### PROMPT
Restate the entries below word for word, omitting nothing.

### DATA TO USE
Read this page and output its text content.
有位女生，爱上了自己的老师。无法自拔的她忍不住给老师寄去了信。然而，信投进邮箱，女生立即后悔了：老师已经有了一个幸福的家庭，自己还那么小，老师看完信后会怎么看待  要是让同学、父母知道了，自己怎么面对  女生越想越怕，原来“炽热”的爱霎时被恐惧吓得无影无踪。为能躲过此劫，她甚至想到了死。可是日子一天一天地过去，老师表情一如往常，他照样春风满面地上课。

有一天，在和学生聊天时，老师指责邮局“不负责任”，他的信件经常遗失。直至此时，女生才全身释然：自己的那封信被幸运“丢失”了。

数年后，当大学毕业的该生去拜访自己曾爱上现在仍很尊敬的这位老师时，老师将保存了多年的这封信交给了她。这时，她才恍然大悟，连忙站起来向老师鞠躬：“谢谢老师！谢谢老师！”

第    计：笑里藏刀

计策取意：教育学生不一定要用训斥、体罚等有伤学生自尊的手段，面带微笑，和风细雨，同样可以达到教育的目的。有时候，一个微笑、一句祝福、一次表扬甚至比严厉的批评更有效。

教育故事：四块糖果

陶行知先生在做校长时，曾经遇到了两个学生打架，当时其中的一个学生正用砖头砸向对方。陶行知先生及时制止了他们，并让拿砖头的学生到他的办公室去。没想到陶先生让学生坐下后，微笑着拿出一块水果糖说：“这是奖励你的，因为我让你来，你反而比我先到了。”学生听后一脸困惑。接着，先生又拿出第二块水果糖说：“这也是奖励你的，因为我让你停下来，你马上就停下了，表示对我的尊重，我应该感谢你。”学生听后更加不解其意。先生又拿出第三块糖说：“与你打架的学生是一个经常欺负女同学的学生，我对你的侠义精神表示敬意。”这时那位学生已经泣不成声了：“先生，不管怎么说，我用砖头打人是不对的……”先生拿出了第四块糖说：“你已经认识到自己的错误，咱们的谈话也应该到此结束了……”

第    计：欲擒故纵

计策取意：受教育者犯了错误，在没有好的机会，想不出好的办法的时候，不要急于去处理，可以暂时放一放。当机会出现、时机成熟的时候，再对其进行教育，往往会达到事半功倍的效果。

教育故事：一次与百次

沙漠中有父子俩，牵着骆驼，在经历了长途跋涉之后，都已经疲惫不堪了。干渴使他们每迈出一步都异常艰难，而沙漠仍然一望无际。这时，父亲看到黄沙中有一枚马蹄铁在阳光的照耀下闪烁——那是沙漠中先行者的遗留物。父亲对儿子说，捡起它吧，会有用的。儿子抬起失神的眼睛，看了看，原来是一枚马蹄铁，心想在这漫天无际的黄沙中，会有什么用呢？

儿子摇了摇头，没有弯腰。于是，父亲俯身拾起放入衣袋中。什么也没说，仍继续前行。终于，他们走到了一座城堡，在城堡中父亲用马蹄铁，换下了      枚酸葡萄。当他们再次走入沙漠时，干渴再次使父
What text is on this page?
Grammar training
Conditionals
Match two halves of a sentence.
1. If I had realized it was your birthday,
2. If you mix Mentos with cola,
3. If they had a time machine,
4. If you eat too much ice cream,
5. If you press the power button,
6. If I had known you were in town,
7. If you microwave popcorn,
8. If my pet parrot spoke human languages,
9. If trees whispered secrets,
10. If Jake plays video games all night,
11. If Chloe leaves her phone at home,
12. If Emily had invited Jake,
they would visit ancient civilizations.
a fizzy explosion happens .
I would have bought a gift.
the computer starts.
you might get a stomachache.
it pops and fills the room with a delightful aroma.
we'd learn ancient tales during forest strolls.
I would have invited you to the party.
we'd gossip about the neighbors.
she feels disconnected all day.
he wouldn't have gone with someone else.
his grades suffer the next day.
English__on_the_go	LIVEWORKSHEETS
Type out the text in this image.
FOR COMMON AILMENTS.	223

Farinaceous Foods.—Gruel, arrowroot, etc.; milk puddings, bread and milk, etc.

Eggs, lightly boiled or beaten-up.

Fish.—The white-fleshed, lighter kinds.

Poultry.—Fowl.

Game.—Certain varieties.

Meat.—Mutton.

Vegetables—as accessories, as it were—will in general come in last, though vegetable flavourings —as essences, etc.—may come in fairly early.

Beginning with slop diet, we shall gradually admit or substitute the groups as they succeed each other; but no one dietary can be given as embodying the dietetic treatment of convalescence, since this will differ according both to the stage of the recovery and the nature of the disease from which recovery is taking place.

### SOLUTION TO THE EXERCISE
Read this page and output its text content.
有位女生，爱上了自己的老师。无法自拔的她忍不住给老师寄去了信。然而，信投进邮箱，女生立即后悔了：老师已经有了一个幸福的家庭，自己还那么小，老师看完信后会怎么看待  要是让同学、父母知道了，自己怎么面对  女生越想越怕，原来“炽热”的爱霎时被恐惧吓得无影无踪。为能躲过此劫，她甚至想到了死。可是日子一天一天地过去，老师表情一如往常，他照样春风满面地上课。

有一天，在和学生聊天时，老师指责邮局“不负责任”，他的信件经常遗失。直至此时，女生才全身释然：自己的那封信被幸运“丢失”了。

数年后，当大学毕业的该生去拜访自己曾爱上现在仍很尊敬的这位老师时，老师将保存了多年的这封信交给了她。这时，她才恍然大悟，连忙站起来向老师鞠躬：“谢谢老师！谢谢老师！”

第    计：笑里藏刀

计策取意：教育学生不一定要用训斥、体罚等有伤学生自尊的手段，面带微笑，和风细雨，同样可以达到教育的目的。有时候，一个微笑、一句祝福、一次表扬甚至比严厉的批评更有效。

教育故事：四块糖果

陶行知先生在做校长时，曾经遇到了两个学生打架，当时其中的一个学生正用砖头砸向对方。陶行知先生及时制止了他们，并让拿砖头的学生到他的办公室去。没想到陶先生让学生坐下后，微笑着拿出一块水果糖说：“这是奖励你的，因为我让你来，你反而比我先到了。”学生听后一脸困惑。接着，先生又拿出第二块水果糖说：“这也是奖励你的，因为我让你停下来，你马上就停下了，表示对我的尊重，我应该感谢你。”学生听后更加不解其意。先生又拿出第三块糖说：“与你打架的学生是一个经常欺负女同学的学生，我对你的侠义精神表示敬意。”这时那位学生已经泣不成声了：“先生，不管怎么说，我用砖头打人是不对的……”先生拿出了第四块糖说：“你已经认识到自己的错误，咱们的谈话也应该到此结束了……”

第    计：欲擒故纵

计策取意：受教育者犯了错误，在没有好的机会，想不出好的办法的时候，不要急于去处理，可以暂时放一放。当机会出现、时机成熟的时候，再对其进行教育，往往会达到事半功倍的效果。

教育故事：一次与百次

沙漠中有父子俩，牵着骆驼，在经历了长途跋涉之后，都已经疲惫不堪了。干渴使他们每迈出一步都异常艰难，而沙漠仍然一望无际。这时，父亲看到黄沙中有一枚马蹄铁在阳光的照耀下闪烁——那是沙漠中先行者的遗留物。父亲对儿子说，捡起它吧，会有用的。儿子抬起失神的眼睛，看了看，原来是一枚马蹄铁，心想在这漫天无际的黄沙中，会有什么用呢？

儿子摇了摇头，没有弯腰。于是，父亲俯身拾起放入衣袋中。什么也没说，仍继续前行。终于，他们走到了一座城堡，在城堡中父亲用马蹄铁，换下了      枚酸葡萄。当他们再次走入沙漠时，干渴再次使父
What text is on this page?
Grammar training
Conditionals
Match two halves of a sentence.
1. If I had realized it was your birthday,
2. If you mix Mentos with cola,
3. If they had a time machine,
4. If you eat too much ice cream,
5. If you press the power button,
6. If I had known you were in town,
7. If you microwave popcorn,
8. If my pet parrot spoke human languages,
9. If trees whispered secrets,
10. If Jake plays video games all night,
11. If Chloe leaves her phone at home,
12. If Emily had invited Jake,
they would visit ancient civilizations.
a fizzy explosion happens .
I would have bought a gift.
the computer starts.
you might get a stomachache.
it pops and fills the room with a delightful aroma.
we'd learn ancient tales during forest strolls.
I would have invited you to the party.
we'd gossip about the neighbors.
she feels disconnected all day.
he wouldn't have gone with someone else.
his grades suffer the next day.
English__on_the_go	LIVEWORKSHEETS
Type out the text in this image.
FOR COMMON AILMENTS.	223

Farinaceous Foods.—Gruel, arrowroot, etc.; milk puddings, bread and milk, etc.

Eggs, lightly boiled or beaten-up.

Fish.—The white-fleshed, lighter kinds.

Poultry.—Fowl.

Game.—Certain varieties.

Meat.—Mutton.

Vegetables—as accessories, as it were—will in general come in last, though vegetable flavourings —as essences, etc.—may come in fairly early.

Beginning with slop diet, we shall gradually admit or substitute the groups as they succeed each other; but no one dietary can be given as embodying the dietetic treatment of convalescence, since this will differ according both to the stage of the recovery and the nature of the disease from which recovery is taking place.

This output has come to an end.